== Goal of the exercise ==
Print the full listing exactly.

== Dataset entries ==
━━━━━━━━━━━━━━━━━━━━━━━━━━━━━━
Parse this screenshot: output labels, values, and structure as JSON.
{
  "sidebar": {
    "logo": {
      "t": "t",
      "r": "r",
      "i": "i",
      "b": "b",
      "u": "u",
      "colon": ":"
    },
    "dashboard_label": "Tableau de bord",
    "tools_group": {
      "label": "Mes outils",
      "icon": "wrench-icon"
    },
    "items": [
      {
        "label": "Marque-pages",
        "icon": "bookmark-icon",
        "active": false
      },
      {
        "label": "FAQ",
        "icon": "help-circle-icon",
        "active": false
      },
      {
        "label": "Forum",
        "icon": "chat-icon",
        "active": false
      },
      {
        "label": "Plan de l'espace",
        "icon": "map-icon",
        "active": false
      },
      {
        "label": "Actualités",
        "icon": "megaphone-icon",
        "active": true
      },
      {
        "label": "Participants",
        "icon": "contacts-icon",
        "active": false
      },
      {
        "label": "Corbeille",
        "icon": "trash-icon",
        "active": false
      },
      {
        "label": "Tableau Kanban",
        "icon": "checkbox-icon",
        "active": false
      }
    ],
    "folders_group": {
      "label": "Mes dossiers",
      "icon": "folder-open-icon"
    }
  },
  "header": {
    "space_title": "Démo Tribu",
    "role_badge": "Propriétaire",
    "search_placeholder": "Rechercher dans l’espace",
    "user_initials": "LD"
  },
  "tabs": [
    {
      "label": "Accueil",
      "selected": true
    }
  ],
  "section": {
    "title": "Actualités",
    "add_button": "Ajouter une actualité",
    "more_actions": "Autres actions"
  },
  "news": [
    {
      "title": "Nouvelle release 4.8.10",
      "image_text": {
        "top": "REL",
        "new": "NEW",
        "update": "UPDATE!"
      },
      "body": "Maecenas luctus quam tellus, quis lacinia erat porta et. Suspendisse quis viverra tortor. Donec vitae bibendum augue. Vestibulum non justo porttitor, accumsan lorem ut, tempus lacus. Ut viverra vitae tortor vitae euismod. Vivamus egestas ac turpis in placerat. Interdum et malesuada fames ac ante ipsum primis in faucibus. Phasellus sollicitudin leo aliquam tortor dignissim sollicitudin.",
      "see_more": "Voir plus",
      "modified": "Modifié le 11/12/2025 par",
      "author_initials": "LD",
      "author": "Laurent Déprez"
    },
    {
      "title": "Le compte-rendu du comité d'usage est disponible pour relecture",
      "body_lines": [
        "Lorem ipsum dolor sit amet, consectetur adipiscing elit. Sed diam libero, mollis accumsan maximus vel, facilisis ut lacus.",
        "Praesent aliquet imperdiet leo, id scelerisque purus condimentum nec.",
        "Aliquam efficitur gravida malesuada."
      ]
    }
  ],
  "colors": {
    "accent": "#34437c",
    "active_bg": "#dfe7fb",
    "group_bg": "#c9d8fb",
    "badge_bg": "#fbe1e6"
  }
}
━━━━━━━━━━━━━━━━━━━━━━━━━━━━━━
== Expected output ==
Parse this screenshot: output labels, values, and structure as JSON.
{
  "sidebar": {
    "logo": {
      "t": "t",
      "r": "r",
      "i": "i",
      "b": "b",
      "u": "u",
      "colon": ":"
    },
    "dashboard_label": "Tableau de bord",
    "tools_group": {
      "label": "Mes outils",
      "icon": "wrench-icon"
    },
    "items": [
      {
        "label": "Marque-pages",
        "icon": "bookmark-icon",
        "active": false
      },
      {
        "label": "FAQ",
        "icon": "help-circle-icon",
        "active": false
      },
      {
        "label": "Forum",
        "icon": "chat-icon",
        "active": false
      },
      {
        "label": "Plan de l'espace",
        "icon": "map-icon",
        "active": false
      },
      {
        "label": "Actualités",
        "icon": "megaphone-icon",
        "active": true
      },
      {
        "label": "Participants",
        "icon": "contacts-icon",
        "active": false
      },
      {
        "label": "Corbeille",
        "icon": "trash-icon",
        "active": false
      },
      {
        "label": "Tableau Kanban",
        "icon": "checkbox-icon",
        "active": false
      }
    ],
    "folders_group": {
      "label": "Mes dossiers",
      "icon": "folder-open-icon"
    }
  },
  "header": {
    "space_title": "Démo Tribu",
    "role_badge": "Propriétaire",
    "search_placeholder": "Rechercher dans l’espace",
    "user_initials": "LD"
  },
  "tabs": [
    {
      "label": "Accueil",
      "selected": true
    }
  ],
  "section": {
    "title": "Actualités",
    "add_button": "Ajouter une actualité",
    "more_actions": "Autres actions"
  },
  "news": [
    {
      "title": "Nouvelle release 4.8.10",
      "image_text": {
        "top": "REL",
        "new": "NEW",
        "update": "UPDATE!"
      },
      "body": "Maecenas luctus quam tellus, quis lacinia erat porta et. Suspendisse quis viverra tortor. Donec vitae bibendum augue. Vestibulum non justo porttitor, accumsan lorem ut, tempus lacus. Ut viverra vitae tortor vitae euismod. Vivamus egestas ac turpis in placerat. Interdum et malesuada fames ac ante ipsum primis in faucibus. Phasellus sollicitudin leo aliquam tortor dignissim sollicitudin.",
      "see_more": "Voir plus",
      "modified": "Modifié le 11/12/2025 par",
      "author_initials": "LD",
      "author": "Laurent Déprez"
    },
    {
      "title": "Le compte-rendu du comité d'usage est disponible pour relecture",
      "body_lines": [
        "Lorem ipsum dolor sit amet, consectetur adipiscing elit. Sed diam libero, mollis accumsan maximus vel, facilisis ut lacus.",
        "Praesent aliquet imperdiet leo, id scelerisque purus condimentum nec.",
        "Aliquam efficitur gravida malesuada."
      ]
    }
  ],
  "colors": {
    "accent": "#34437c",
    "active_bg": "#dfe7fb",
    "group_bg": "#c9d8fb",
    "badge_bg": "#fbe1e6"
  }
}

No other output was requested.